## Requirement
Pull every "tabelline" line out of the data below.

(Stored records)
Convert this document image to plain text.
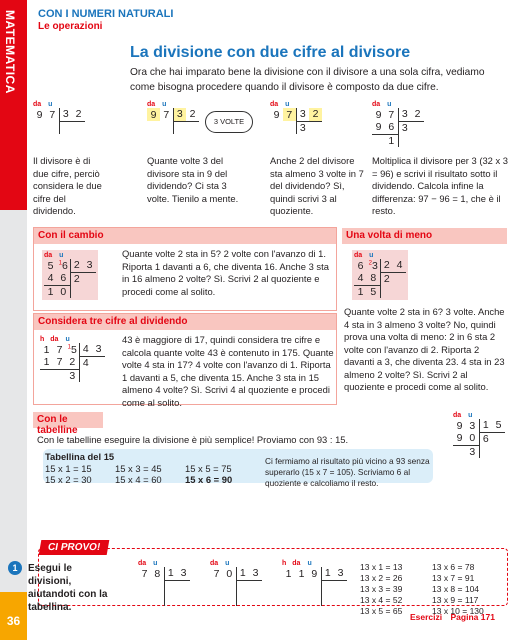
MATEMATICA
36
CON I NUMERI NATURALI
Le operazioni
La divisione con due cifre al divisore
Ora che hai imparato bene la divisione con il divisore a una sola cifra, vediamo come bisogna procedere quando il divisore è composto da due cifre.
da u
9	7	3	2

da u
9	7	3	2

3 VOLTE
da u
9	7	3	2
		3	
da u
9	7	3	2
9	6	3	
	1		
Il divisore è di due cifre, perciò considera le due cifre del dividendo.
Quante volte 3 del divisore sta in 9 del dividendo? Ci sta 3 volte. Tienilo a mente.
Anche 2 del divisore sta almeno 3 volte in 7 del dividendo? Sì, quindi scrivi 3 al quoziente.
Moltiplica il divisore per 3 (32 x 3 = 96) e scrivi il risultato sotto il dividendo. Calcola infine la differenza: 97 − 96 = 1, che è il resto.
Con il cambio
da u
5	$^1$6	2	3
4	6	2	
1	0		
Quante volte 2 sta in 5? 2 volte con l'avanzo di 1. Riporta 1 davanti a 6, che diventa 16. Anche 3 sta in 16 almeno 2 volte? Sì. Scrivi 2 al quoziente e procedi come al solito.
Considera tre cifre al dividendo
h da u
1	7	$^1$5	4	3
1	7	2	4	
		3		
43 è maggiore di 17, quindi considera tre cifre e calcola quante volte 43 è contenuto in 175. Quante volte 4 sta in 17? 4 volte con l'avanzo di 1. Riporta 1 davanti a 5, che diventa 15. Anche 3 sta in 15 almeno 4 volte? Sì. Scrivi 4 al quoziente e procedi come al solito.
Una volta di meno
da u
6	$^2$3	2	4
4	8	2	
1	5		
Quante volte 2 sta in 6? 3 volte. Anche 4 sta in 3 almeno 3 volte? No, quindi prova una volta di meno: 2 in 6 sta 2 volte con l'avanzo di 2. Riporta 2 davanti a 3, che diventa 23. 4 sta in 23 almeno 2 volte? Sì. Scrivi 2 al quoziente e procedi come al solito.
Con le tabelline
Con le tabelline eseguire la divisione è più semplice! Proviamo con 93 : 15.
Tabellina del 15
15 x 1 = 15 15 x 3 = 45 15 x 5 = 75
15 x 2 = 30 15 x 4 = 60 15 x 6 = 90
Ci fermiamo al risultato più vicino a 93 senza superarlo (15 x 7 = 105). Scriviamo 6 al quoziente e calcoliamo il resto.
da u
9	3	1	5
9	0	6	
	3		
CI PROVO!
1	Esegui le divisioni, aiutandoti con la tabellina.
da u
7	8	1	3

da u
7	0	1	3

h da u
1	1	9	1	3

13 x 1 = 13
13 x 2 = 26
13 x 3 = 39
13 x 4 = 52
13 x 5 = 65
13 x 6 = 78
13 x 7 = 91
13 x 8 = 104
13 x 9 = 117
13 x 10 = 130
Esercizi Pagina 171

## Task answer
Con le tabelline
Con le tabelline eseguire la divisione è più semplice! Proviamo con 93 : 15.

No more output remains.